- _Problem details_:
Edit the listing below by replacing every "haha-reaction-icon" with "laugh-reaction-icon" and keeping all other text the same. Leave the pictures out of your answer.

(Element location data)
————————

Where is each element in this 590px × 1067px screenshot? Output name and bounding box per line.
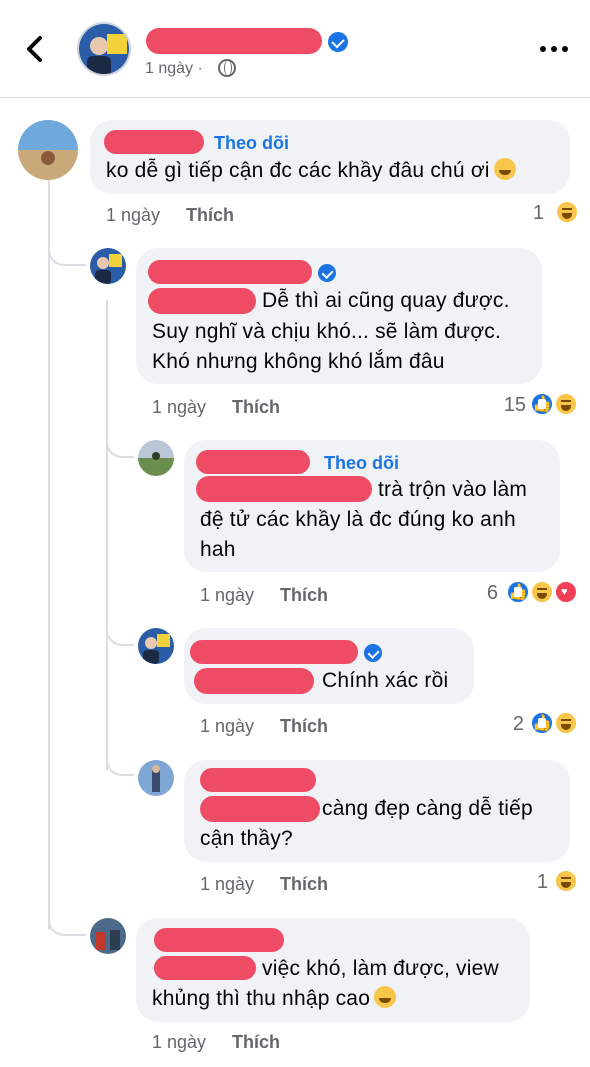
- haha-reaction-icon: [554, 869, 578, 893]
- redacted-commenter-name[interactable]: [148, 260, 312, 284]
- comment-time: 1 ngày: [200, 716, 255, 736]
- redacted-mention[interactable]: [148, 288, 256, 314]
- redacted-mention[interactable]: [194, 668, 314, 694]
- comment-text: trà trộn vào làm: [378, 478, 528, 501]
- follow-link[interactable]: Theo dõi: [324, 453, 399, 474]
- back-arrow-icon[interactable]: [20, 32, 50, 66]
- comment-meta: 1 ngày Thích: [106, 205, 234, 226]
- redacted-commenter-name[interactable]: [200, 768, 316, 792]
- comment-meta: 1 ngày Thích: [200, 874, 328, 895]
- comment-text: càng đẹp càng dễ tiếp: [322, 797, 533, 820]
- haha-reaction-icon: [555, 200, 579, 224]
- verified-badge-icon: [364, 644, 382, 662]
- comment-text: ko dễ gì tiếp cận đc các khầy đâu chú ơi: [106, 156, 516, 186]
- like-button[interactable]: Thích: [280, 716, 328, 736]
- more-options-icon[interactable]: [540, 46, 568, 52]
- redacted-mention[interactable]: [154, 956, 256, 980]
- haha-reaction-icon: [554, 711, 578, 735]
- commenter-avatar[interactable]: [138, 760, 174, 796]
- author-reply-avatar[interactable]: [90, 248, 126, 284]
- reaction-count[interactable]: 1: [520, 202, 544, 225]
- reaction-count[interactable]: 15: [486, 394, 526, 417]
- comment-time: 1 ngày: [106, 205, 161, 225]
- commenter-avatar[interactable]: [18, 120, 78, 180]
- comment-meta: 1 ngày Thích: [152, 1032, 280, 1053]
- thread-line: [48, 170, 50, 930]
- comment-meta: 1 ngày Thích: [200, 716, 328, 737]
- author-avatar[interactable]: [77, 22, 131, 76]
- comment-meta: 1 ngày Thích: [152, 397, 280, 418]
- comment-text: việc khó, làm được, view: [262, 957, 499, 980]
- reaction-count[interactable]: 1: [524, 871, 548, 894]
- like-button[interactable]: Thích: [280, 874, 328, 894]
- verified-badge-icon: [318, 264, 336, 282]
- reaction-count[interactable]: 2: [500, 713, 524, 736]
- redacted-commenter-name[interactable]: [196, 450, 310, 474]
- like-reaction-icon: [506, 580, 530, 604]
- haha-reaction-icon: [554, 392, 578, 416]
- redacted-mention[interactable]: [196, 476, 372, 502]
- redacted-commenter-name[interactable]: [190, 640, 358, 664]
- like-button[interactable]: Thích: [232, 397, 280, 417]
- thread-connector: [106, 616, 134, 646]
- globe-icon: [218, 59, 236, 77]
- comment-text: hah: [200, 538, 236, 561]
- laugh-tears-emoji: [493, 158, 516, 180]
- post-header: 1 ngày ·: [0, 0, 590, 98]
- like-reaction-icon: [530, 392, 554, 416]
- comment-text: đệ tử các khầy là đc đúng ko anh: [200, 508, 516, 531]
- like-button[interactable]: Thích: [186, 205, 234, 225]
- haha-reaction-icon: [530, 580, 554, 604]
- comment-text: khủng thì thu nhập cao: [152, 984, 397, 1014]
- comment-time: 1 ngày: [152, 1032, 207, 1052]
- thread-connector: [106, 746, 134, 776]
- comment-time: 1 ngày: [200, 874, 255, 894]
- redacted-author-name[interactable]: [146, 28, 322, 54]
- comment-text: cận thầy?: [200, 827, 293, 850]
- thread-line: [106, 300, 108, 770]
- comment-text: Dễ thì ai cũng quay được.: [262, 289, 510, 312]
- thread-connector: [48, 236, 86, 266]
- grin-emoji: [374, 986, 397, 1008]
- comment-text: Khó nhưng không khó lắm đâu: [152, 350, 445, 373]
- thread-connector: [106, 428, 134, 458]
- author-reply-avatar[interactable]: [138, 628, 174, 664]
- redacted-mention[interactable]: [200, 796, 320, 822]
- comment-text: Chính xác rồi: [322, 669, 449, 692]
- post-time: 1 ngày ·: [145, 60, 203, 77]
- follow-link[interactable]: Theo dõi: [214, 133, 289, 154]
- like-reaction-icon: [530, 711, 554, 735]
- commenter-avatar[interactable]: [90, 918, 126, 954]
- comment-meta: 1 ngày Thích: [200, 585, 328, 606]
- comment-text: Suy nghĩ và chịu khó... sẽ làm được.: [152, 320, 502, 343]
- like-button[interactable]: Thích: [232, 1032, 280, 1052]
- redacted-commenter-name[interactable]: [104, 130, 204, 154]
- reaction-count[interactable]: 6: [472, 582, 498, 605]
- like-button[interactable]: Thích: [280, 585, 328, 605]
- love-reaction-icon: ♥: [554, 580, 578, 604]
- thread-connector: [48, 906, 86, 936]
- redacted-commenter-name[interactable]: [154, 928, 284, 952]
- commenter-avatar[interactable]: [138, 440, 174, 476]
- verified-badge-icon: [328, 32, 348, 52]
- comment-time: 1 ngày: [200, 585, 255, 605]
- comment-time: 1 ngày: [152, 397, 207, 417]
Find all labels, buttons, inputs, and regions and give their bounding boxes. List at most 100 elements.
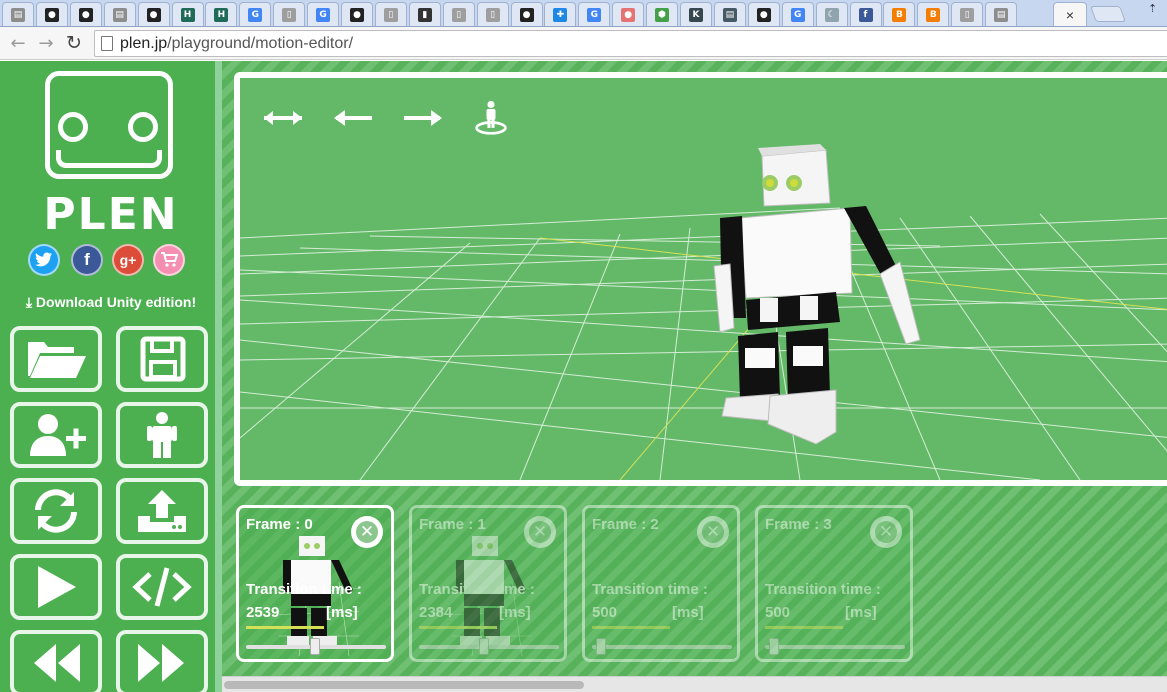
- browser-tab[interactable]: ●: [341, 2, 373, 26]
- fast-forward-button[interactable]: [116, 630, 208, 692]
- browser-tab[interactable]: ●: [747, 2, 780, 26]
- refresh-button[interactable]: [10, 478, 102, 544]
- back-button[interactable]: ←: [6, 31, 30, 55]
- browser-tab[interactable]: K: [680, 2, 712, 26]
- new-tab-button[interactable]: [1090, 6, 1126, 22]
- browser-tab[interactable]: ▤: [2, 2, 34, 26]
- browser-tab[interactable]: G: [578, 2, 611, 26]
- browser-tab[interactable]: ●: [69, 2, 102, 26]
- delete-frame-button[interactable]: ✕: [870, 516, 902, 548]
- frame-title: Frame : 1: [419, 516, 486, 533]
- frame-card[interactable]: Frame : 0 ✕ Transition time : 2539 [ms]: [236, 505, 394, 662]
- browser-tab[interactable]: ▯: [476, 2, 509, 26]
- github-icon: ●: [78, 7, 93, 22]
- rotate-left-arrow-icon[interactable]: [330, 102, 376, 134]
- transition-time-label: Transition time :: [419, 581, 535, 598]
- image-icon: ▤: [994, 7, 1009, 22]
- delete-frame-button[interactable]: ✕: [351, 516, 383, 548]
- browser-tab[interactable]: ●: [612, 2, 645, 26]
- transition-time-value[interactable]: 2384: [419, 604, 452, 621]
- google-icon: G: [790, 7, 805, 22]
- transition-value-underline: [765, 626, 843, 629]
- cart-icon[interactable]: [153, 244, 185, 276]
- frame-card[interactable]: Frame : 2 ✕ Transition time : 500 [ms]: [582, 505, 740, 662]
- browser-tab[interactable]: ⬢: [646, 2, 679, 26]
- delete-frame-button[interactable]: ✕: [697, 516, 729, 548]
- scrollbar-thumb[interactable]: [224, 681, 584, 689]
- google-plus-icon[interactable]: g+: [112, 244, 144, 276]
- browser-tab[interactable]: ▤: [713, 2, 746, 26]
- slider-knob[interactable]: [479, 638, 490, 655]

————————

- _Task result_:
Where is each element in this 590px × 1067px screenshot? Output name and bounding box per line.
- laugh-reaction-icon: [554, 869, 578, 893]
- redacted-commenter-name[interactable]: [148, 260, 312, 284]
- comment-time: 1 ngày: [200, 716, 255, 736]
- redacted-mention[interactable]: [148, 288, 256, 314]
- redacted-mention[interactable]: [194, 668, 314, 694]
- comment-text: trà trộn vào làm: [378, 478, 528, 501]
- follow-link[interactable]: Theo dõi: [324, 453, 399, 474]
- back-arrow-icon[interactable]: [20, 32, 50, 66]
- comment-meta: 1 ngày Thích: [106, 205, 234, 226]
- redacted-commenter-name[interactable]: [200, 768, 316, 792]
- comment-meta: 1 ngày Thích: [200, 874, 328, 895]
- comment-text: càng đẹp càng dễ tiếp: [322, 797, 533, 820]
- laugh-reaction-icon: [555, 200, 579, 224]
- verified-badge-icon: [364, 644, 382, 662]
- comment-text: ko dễ gì tiếp cận đc các khầy đâu chú ơi: [106, 156, 516, 186]
- like-button[interactable]: Thích: [280, 716, 328, 736]
- more-options-icon[interactable]: [540, 46, 568, 52]
- redacted-mention[interactable]: [154, 956, 256, 980]
- laugh-reaction-icon: [554, 711, 578, 735]
- commenter-avatar[interactable]: [138, 760, 174, 796]
- author-reply-avatar[interactable]: [90, 248, 126, 284]
- reaction-count[interactable]: 1: [520, 202, 544, 225]
- reaction-count[interactable]: 15: [486, 394, 526, 417]
- comment-time: 1 ngày: [106, 205, 161, 225]
- commenter-avatar[interactable]: [18, 120, 78, 180]
- comment-meta: 1 ngày Thích: [152, 1032, 280, 1053]
- thread-line: [48, 170, 50, 930]
- comment-meta: 1 ngày Thích: [200, 716, 328, 737]
- author-avatar[interactable]: [77, 22, 131, 76]
- comment-meta: 1 ngày Thích: [152, 397, 280, 418]
- comment-text: việc khó, làm được, view: [262, 957, 499, 980]
- reaction-count[interactable]: 1: [524, 871, 548, 894]
- like-button[interactable]: Thích: [280, 874, 328, 894]
- verified-badge-icon: [318, 264, 336, 282]
- reaction-count[interactable]: 2: [500, 713, 524, 736]
- redacted-commenter-name[interactable]: [196, 450, 310, 474]
- like-reaction-icon: [506, 580, 530, 604]
- laugh-reaction-icon: [554, 392, 578, 416]
- redacted-mention[interactable]: [196, 476, 372, 502]
- redacted-commenter-name[interactable]: [190, 640, 358, 664]
- like-button[interactable]: Thích: [232, 397, 280, 417]
- thread-connector: [106, 616, 134, 646]
- globe-icon: [218, 59, 236, 77]
- comment-text: hah: [200, 538, 236, 561]
- laugh-tears-emoji: [493, 158, 516, 180]
- post-header: 1 ngày ·: [0, 0, 590, 98]
- like-reaction-icon: [530, 392, 554, 416]
- comment-text: đệ tử các khầy là đc đúng ko anh: [200, 508, 516, 531]
- like-button[interactable]: Thích: [186, 205, 234, 225]
- laugh-reaction-icon: [530, 580, 554, 604]
- comment-text: khủng thì thu nhập cao: [152, 984, 397, 1014]
- comment-time: 1 ngày: [152, 1032, 207, 1052]
- thread-connector: [106, 746, 134, 776]
- comment-time: 1 ngày: [200, 874, 255, 894]
- redacted-author-name[interactable]: [146, 28, 322, 54]
- comment-text: cận thầy?: [200, 827, 293, 850]
- thread-line: [106, 300, 108, 770]
- comment-text: Dễ thì ai cũng quay được.: [262, 289, 510, 312]
- thread-connector: [48, 236, 86, 266]
- grin-emoji: [374, 986, 397, 1008]
- comment-text: Khó nhưng không khó lắm đâu: [152, 350, 445, 373]
- thread-connector: [106, 428, 134, 458]
- author-reply-avatar[interactable]: [138, 628, 174, 664]
- redacted-mention[interactable]: [200, 796, 320, 822]
- comment-text: Chính xác rồi: [322, 669, 449, 692]
- post-time: 1 ngày ·: [145, 60, 203, 77]
- follow-link[interactable]: Theo dõi: [214, 133, 289, 154]
- like-reaction-icon: [530, 711, 554, 735]
- commenter-avatar[interactable]: [90, 918, 126, 954]
- comment-meta: 1 ngày Thích: [200, 585, 328, 606]
- comment-text: Suy nghĩ và chịu khó... sẽ làm được.: [152, 320, 502, 343]
- like-button[interactable]: Thích: [232, 1032, 280, 1052]
- redacted-commenter-name[interactable]: [104, 130, 204, 154]
- reaction-count[interactable]: 6: [472, 582, 498, 605]
- like-button[interactable]: Thích: [280, 585, 328, 605]
- love-reaction-icon: ♥: [554, 580, 578, 604]
- thread-connector: [48, 906, 86, 936]
- redacted-commenter-name[interactable]: [154, 928, 284, 952]
- commenter-avatar[interactable]: [138, 440, 174, 476]
- verified-badge-icon: [328, 32, 348, 52]
- comment-time: 1 ngày: [200, 585, 255, 605]
- comment-time: 1 ngày: [152, 397, 207, 417]
Find all labels, buttons, inputs, and regions and give their bounding boxes. List at most 100 elements.
- browser-tab[interactable]: ●: [341, 2, 373, 26]
- fast-forward-button[interactable]: [116, 630, 208, 692]
- browser-tab[interactable]: ●: [747, 2, 780, 26]
- refresh-button[interactable]: [10, 478, 102, 544]
- back-button[interactable]: ←: [6, 31, 30, 55]
- browser-tab[interactable]: K: [680, 2, 712, 26]
- new-tab-button[interactable]: [1090, 6, 1126, 22]
- browser-tab[interactable]: ▤: [2, 2, 34, 26]
- browser-tab[interactable]: G: [578, 2, 611, 26]
- browser-tab[interactable]: ●: [69, 2, 102, 26]
- delete-frame-button[interactable]: ✕: [870, 516, 902, 548]
- frame-title: Frame : 1: [419, 516, 486, 533]
- frame-card[interactable]: Frame : 0 ✕ Transition time : 2539 [ms]: [236, 505, 394, 662]
- browser-tab[interactable]: ▯: [476, 2, 509, 26]
- github-icon: ●: [78, 7, 93, 22]
- rotate-left-arrow-icon[interactable]: [330, 102, 376, 134]
- transition-time-label: Transition time :: [419, 581, 535, 598]
- image-icon: ▤: [994, 7, 1009, 22]
- delete-frame-button[interactable]: ✕: [351, 516, 383, 548]
- browser-tab[interactable]: ●: [612, 2, 645, 26]
- transition-time-value[interactable]: 2384: [419, 604, 452, 621]
- google-icon: G: [790, 7, 805, 22]
- transition-value-underline: [765, 626, 843, 629]
- cart-icon[interactable]: [153, 244, 185, 276]
- frame-card[interactable]: Frame : 2 ✕ Transition time : 500 [ms]: [582, 505, 740, 662]
- browser-tab[interactable]: ⬢: [646, 2, 679, 26]
- delete-frame-button[interactable]: ✕: [697, 516, 729, 548]
- scrollbar-thumb[interactable]: [224, 681, 584, 689]
- google-plus-icon[interactable]: g+: [112, 244, 144, 276]
- browser-tab[interactable]: ▤: [713, 2, 746, 26]
- slider-knob[interactable]: [479, 638, 490, 655]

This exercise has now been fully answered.